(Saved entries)
§ §
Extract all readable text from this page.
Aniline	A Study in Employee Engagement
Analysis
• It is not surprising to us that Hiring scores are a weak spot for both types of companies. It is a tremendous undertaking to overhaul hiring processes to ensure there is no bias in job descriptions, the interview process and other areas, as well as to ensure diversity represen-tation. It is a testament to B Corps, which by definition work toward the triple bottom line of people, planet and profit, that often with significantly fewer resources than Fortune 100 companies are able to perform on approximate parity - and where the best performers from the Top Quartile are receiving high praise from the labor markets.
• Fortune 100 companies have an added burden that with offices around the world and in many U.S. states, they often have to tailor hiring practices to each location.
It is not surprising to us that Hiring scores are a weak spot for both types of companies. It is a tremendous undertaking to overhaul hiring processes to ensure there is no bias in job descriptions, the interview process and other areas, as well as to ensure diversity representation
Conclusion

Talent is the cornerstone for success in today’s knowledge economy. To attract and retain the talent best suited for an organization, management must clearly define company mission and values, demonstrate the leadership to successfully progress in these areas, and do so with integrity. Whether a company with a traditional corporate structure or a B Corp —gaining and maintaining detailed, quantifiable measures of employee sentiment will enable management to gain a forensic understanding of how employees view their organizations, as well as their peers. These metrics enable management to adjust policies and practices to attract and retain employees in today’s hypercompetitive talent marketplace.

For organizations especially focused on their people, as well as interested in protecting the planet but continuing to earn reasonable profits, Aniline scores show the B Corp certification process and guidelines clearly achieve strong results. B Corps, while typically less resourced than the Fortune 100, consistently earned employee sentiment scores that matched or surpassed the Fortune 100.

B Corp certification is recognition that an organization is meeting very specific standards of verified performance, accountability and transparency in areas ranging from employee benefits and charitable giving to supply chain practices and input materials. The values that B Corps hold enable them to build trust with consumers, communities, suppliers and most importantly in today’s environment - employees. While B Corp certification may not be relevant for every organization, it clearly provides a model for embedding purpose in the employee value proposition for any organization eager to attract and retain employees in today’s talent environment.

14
§ §
What the exercise asks: Your task is to output the full set of records exactly as presented.

Task response:
Extract all readable text from this page.
Aniline	A Study in Employee Engagement
Analysis
• It is not surprising to us that Hiring scores are a weak spot for both types of companies. It is a tremendous undertaking to overhaul hiring processes to ensure there is no bias in job descriptions, the interview process and other areas, as well as to ensure diversity represen-tation. It is a testament to B Corps, which by definition work toward the triple bottom line of people, planet and profit, that often with significantly fewer resources than Fortune 100 companies are able to perform on approximate parity - and where the best performers from the Top Quartile are receiving high praise from the labor markets.
• Fortune 100 companies have an added burden that with offices around the world and in many U.S. states, they often have to tailor hiring practices to each location.
It is not surprising to us that Hiring scores are a weak spot for both types of companies. It is a tremendous undertaking to overhaul hiring processes to ensure there is no bias in job descriptions, the interview process and other areas, as well as to ensure diversity representation
Conclusion

Talent is the cornerstone for success in today’s knowledge economy. To attract and retain the talent best suited for an organization, management must clearly define company mission and values, demonstrate the leadership to successfully progress in these areas, and do so with integrity. Whether a company with a traditional corporate structure or a B Corp —gaining and maintaining detailed, quantifiable measures of employee sentiment will enable management to gain a forensic understanding of how employees view their organizations, as well as their peers. These metrics enable management to adjust policies and practices to attract and retain employees in today’s hypercompetitive talent marketplace.

For organizations especially focused on their people, as well as interested in protecting the planet but continuing to earn reasonable profits, Aniline scores show the B Corp certification process and guidelines clearly achieve strong results. B Corps, while typically less resourced than the Fortune 100, consistently earned employee sentiment scores that matched or surpassed the Fortune 100.

B Corp certification is recognition that an organization is meeting very specific standards of verified performance, accountability and transparency in areas ranging from employee benefits and charitable giving to supply chain practices and input materials. The values that B Corps hold enable them to build trust with consumers, communities, suppliers and most importantly in today’s environment - employees. While B Corp certification may not be relevant for every organization, it clearly provides a model for embedding purpose in the employee value proposition for any organization eager to attract and retain employees in today’s talent environment.

14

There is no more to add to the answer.